# [Records to process]
## start
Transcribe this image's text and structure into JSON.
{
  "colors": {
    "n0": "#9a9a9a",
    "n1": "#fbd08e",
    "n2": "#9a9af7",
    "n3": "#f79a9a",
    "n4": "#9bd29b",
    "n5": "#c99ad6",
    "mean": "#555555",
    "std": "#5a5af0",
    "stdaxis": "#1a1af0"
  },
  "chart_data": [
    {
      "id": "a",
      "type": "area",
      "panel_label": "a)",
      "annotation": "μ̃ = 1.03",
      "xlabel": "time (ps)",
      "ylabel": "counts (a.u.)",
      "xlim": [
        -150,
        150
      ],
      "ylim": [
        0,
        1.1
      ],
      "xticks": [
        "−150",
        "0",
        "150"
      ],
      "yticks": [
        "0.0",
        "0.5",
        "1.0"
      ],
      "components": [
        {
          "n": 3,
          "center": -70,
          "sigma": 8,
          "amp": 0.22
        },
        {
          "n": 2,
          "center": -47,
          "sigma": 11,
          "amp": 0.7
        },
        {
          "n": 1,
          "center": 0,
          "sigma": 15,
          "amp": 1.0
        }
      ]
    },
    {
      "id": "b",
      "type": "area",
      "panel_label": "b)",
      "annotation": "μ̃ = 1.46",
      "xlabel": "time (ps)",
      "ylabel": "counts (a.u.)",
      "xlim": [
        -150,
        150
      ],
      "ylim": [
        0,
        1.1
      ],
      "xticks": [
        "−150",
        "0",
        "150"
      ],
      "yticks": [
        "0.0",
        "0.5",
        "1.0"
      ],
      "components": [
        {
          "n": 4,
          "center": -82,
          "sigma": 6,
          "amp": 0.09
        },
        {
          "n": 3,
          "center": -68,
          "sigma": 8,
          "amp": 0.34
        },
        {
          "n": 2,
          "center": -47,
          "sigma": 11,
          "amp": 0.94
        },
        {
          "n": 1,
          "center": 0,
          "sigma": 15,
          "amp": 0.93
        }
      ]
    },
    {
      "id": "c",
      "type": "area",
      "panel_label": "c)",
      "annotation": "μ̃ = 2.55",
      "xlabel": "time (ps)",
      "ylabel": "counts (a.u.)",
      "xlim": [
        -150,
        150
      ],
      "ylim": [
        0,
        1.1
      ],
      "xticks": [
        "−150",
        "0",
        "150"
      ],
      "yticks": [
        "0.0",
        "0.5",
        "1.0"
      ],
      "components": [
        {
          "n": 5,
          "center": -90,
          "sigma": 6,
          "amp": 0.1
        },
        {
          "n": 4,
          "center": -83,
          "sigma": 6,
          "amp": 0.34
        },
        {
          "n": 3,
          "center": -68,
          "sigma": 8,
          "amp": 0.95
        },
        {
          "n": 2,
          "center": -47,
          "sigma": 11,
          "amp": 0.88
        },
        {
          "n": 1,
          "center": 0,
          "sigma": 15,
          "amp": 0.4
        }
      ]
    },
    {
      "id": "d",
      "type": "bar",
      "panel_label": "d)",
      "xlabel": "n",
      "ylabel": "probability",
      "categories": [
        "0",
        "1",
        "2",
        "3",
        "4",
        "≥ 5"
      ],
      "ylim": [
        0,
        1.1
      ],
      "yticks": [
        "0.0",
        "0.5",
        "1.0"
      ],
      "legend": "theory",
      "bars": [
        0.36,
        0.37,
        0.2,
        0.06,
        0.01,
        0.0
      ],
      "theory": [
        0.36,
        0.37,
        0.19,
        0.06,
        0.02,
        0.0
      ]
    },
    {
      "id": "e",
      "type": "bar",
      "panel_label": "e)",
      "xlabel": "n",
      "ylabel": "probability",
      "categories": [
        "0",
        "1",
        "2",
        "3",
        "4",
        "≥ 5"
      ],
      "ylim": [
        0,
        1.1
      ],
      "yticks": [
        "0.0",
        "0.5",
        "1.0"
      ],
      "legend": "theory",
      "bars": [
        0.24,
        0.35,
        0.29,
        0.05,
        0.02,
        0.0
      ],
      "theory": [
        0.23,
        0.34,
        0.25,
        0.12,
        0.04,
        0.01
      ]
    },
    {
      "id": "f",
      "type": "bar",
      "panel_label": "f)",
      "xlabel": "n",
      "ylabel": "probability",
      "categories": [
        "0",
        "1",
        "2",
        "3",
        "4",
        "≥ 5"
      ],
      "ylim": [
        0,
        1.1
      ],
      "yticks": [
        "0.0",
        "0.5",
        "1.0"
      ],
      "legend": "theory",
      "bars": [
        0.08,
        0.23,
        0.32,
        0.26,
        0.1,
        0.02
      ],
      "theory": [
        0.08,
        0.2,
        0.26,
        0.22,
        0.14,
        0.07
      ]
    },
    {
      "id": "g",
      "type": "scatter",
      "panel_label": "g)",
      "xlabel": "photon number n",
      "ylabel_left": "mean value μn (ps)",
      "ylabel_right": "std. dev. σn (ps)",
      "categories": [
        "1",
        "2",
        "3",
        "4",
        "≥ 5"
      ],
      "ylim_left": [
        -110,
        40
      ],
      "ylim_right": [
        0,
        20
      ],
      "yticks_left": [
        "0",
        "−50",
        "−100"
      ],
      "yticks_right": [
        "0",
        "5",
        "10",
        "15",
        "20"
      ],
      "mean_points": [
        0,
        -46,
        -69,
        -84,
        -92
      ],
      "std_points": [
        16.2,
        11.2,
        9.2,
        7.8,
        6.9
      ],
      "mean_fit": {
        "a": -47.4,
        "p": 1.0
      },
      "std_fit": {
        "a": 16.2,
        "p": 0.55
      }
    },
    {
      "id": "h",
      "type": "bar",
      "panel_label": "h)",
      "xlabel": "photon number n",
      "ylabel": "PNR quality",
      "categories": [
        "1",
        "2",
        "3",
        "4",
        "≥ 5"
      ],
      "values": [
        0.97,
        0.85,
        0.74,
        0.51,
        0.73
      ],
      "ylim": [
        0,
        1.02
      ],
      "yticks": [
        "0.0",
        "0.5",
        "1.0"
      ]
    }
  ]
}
## end
# [Instruction]
Write out the data again, exactly and in full.

# [Output]
Transcribe this image's text and structure into JSON.
{
  "colors": {
    "n0": "#9a9a9a",
    "n1": "#fbd08e",
    "n2": "#9a9af7",
    "n3": "#f79a9a",
    "n4": "#9bd29b",
    "n5": "#c99ad6",
    "mean": "#555555",
    "std": "#5a5af0",
    "stdaxis": "#1a1af0"
  },
  "chart_data": [
    {
      "id": "a",
      "type": "area",
      "panel_label": "a)",
      "annotation": "μ̃ = 1.03",
      "xlabel": "time (ps)",
      "ylabel": "counts (a.u.)",
      "xlim": [
        -150,
        150
      ],
      "ylim": [
        0,
        1.1
      ],
      "xticks": [
        "−150",
        "0",
        "150"
      ],
      "yticks": [
        "0.0",
        "0.5",
        "1.0"
      ],
      "components": [
        {
          "n": 3,
          "center": -70,
          "sigma": 8,
          "amp": 0.22
        },
        {
          "n": 2,
          "center": -47,
          "sigma": 11,
          "amp": 0.7
        },
        {
          "n": 1,
          "center": 0,
          "sigma": 15,
          "amp": 1.0
        }
      ]
    },
    {
      "id": "b",
      "type": "area",
      "panel_label": "b)",
      "annotation": "μ̃ = 1.46",
      "xlabel": "time (ps)",
      "ylabel": "counts (a.u.)",
      "xlim": [
        -150,
        150
      ],
      "ylim": [
        0,
        1.1
      ],
      "xticks": [
        "−150",
        "0",
        "150"
      ],
      "yticks": [
        "0.0",
        "0.5",
        "1.0"
      ],
      "components": [
        {
          "n": 4,
          "center": -82,
          "sigma": 6,
          "amp": 0.09
        },
        {
          "n": 3,
          "center": -68,
          "sigma": 8,
          "amp": 0.34
        },
        {
          "n": 2,
          "center": -47,
          "sigma": 11,
          "amp": 0.94
        },
        {
          "n": 1,
          "center": 0,
          "sigma": 15,
          "amp": 0.93
        }
      ]
    },
    {
      "id": "c",
      "type": "area",
      "panel_label": "c)",
      "annotation": "μ̃ = 2.55",
      "xlabel": "time (ps)",
      "ylabel": "counts (a.u.)",
      "xlim": [
        -150,
        150
      ],
      "ylim": [
        0,
        1.1
      ],
      "xticks": [
        "−150",
        "0",
        "150"
      ],
      "yticks": [
        "0.0",
        "0.5",
        "1.0"
      ],
      "components": [
        {
          "n": 5,
          "center": -90,
          "sigma": 6,
          "amp": 0.1
        },
        {
          "n": 4,
          "center": -83,
          "sigma": 6,
          "amp": 0.34
        },
        {
          "n": 3,
          "center": -68,
          "sigma": 8,
          "amp": 0.95
        },
        {
          "n": 2,
          "center": -47,
          "sigma": 11,
          "amp": 0.88
        },
        {
          "n": 1,
          "center": 0,
          "sigma": 15,
          "amp": 0.4
        }
      ]
    },
    {
      "id": "d",
      "type": "bar",
      "panel_label": "d)",
      "xlabel": "n",
      "ylabel": "probability",
      "categories": [
        "0",
        "1",
        "2",
        "3",
        "4",
        "≥ 5"
      ],
      "ylim": [
        0,
        1.1
      ],
      "yticks": [
        "0.0",
        "0.5",
        "1.0"
      ],
      "legend": "theory",
      "bars": [
        0.36,
        0.37,
        0.2,
        0.06,
        0.01,
        0.0
      ],
      "theory": [
        0.36,
        0.37,
        0.19,
        0.06,
        0.02,
        0.0
      ]
    },
    {
      "id": "e",
      "type": "bar",
      "panel_label": "e)",
      "xlabel": "n",
      "ylabel": "probability",
      "categories": [
        "0",
        "1",
        "2",
        "3",
        "4",
        "≥ 5"
      ],
      "ylim": [
        0,
        1.1
      ],
      "yticks": [
        "0.0",
        "0.5",
        "1.0"
      ],
      "legend": "theory",
      "bars": [
        0.24,
        0.35,
        0.29,
        0.05,
        0.02,
        0.0
      ],
      "theory": [
        0.23,
        0.34,
        0.25,
        0.12,
        0.04,
        0.01
      ]
    },
    {
      "id": "f",
      "type": "bar",
      "panel_label": "f)",
      "xlabel": "n",
      "ylabel": "probability",
      "categories": [
        "0",
        "1",
        "2",
        "3",
        "4",
        "≥ 5"
      ],
      "ylim": [
        0,
        1.1
      ],
      "yticks": [
        "0.0",
        "0.5",
        "1.0"
      ],
      "legend": "theory",
      "bars": [
        0.08,
        0.23,
        0.32,
        0.26,
        0.1,
        0.02
      ],
      "theory": [
        0.08,
        0.2,
        0.26,
        0.22,
        0.14,
        0.07
      ]
    },
    {
      "id": "g",
      "type": "scatter",
      "panel_label": "g)",
      "xlabel": "photon number n",
      "ylabel_left": "mean value μn (ps)",
      "ylabel_right": "std. dev. σn (ps)",
      "categories": [
        "1",
        "2",
        "3",
        "4",
        "≥ 5"
      ],
      "ylim_left": [
        -110,
        40
      ],
      "ylim_right": [
        0,
        20
      ],
      "yticks_left": [
        "0",
        "−50",
        "−100"
      ],
      "yticks_right": [
        "0",
        "5",
        "10",
        "15",
        "20"
      ],
      "mean_points": [
        0,
        -46,
        -69,
        -84,
        -92
      ],
      "std_points": [
        16.2,
        11.2,
        9.2,
        7.8,
        6.9
      ],
      "mean_fit": {
        "a": -47.4,
        "p": 1.0
      },
      "std_fit": {
        "a": 16.2,
        "p": 0.55
      }
    },
    {
      "id": "h",
      "type": "bar",
      "panel_label": "h)",
      "xlabel": "photon number n",
      "ylabel": "PNR quality",
      "categories": [
        "1",
        "2",
        "3",
        "4",
        "≥ 5"
      ],
      "values": [
        0.97,
        0.85,
        0.74,
        0.51,
        0.73
      ],
      "ylim": [
        0,
        1.02
      ],
      "yticks": [
        "0.0",
        "0.5",
        "1.0"
      ]
    }
  ]
}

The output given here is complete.